Exercise objective:
The listing below should be printed exactly, every line of it. Skip the pictures.

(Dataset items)
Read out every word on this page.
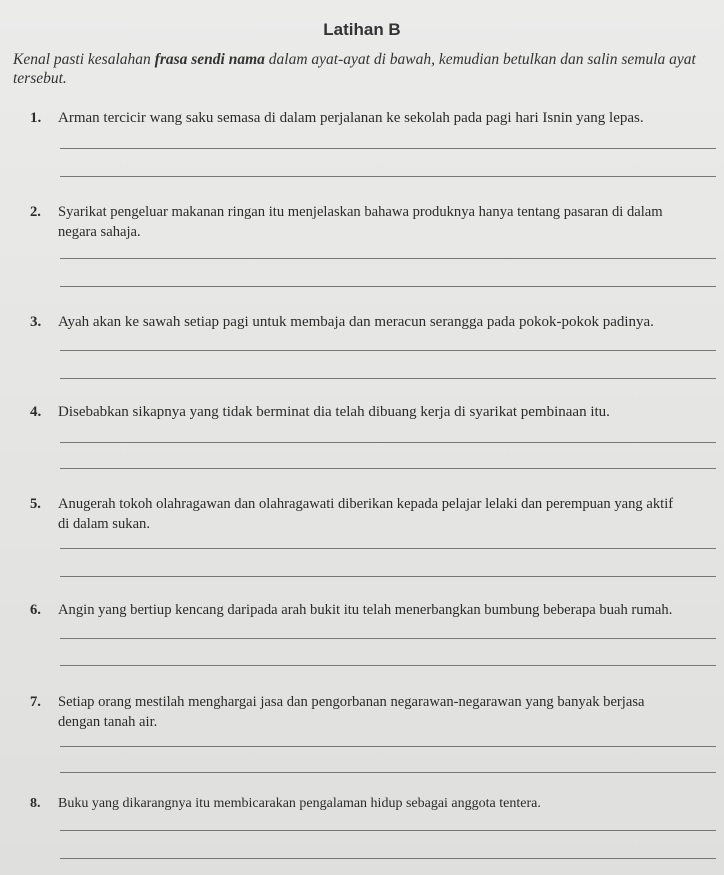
Latihan B
Kenal pasti kesalahan frasa sendi nama dalam ayat-ayat di bawah, kemudian betulkan dan salin semula ayat tersebut.
1. Arman tercicir wang saku semasa di dalam perjalanan ke sekolah pada pagi hari Isnin yang lepas.
2. Syarikat pengeluar makanan ringan itu menjelaskan bahawa produknya hanya tentang pasaran di dalam
negara sahaja.
3. Ayah akan ke sawah setiap pagi untuk membaja dan meracun serangga pada pokok-pokok padinya.
4. Disebabkan sikapnya yang tidak berminat dia telah dibuang kerja di syarikat pembinaan itu.
5. Anugerah tokoh olahragawan dan olahragawati diberikan kepada pelajar lelaki dan perempuan yang aktif
di dalam sukan.
6. Angin yang bertiup kencang daripada arah bukit itu telah menerbangkan bumbung beberapa buah rumah.
7. Setiap orang mestilah menghargai jasa dan pengorbanan negarawan-negarawan yang banyak berjasa
dengan tanah air.
8. Buku yang dikarangnya itu membicarakan pengalaman hidup sebagai anggota tentera.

The result:
Read out every word on this page.
Latihan B
Kenal pasti kesalahan frasa sendi nama dalam ayat-ayat di bawah, kemudian betulkan dan salin semula ayat tersebut.
1. Arman tercicir wang saku semasa di dalam perjalanan ke sekolah pada pagi hari Isnin yang lepas.
2. Syarikat pengeluar makanan ringan itu menjelaskan bahawa produknya hanya tentang pasaran di dalam
negara sahaja.
3. Ayah akan ke sawah setiap pagi untuk membaja dan meracun serangga pada pokok-pokok padinya.
4. Disebabkan sikapnya yang tidak berminat dia telah dibuang kerja di syarikat pembinaan itu.
5. Anugerah tokoh olahragawan dan olahragawati diberikan kepada pelajar lelaki dan perempuan yang aktif
di dalam sukan.
6. Angin yang bertiup kencang daripada arah bukit itu telah menerbangkan bumbung beberapa buah rumah.
7. Setiap orang mestilah menghargai jasa dan pengorbanan negarawan-negarawan yang banyak berjasa
dengan tanah air.
8. Buku yang dikarangnya itu membicarakan pengalaman hidup sebagai anggota tentera.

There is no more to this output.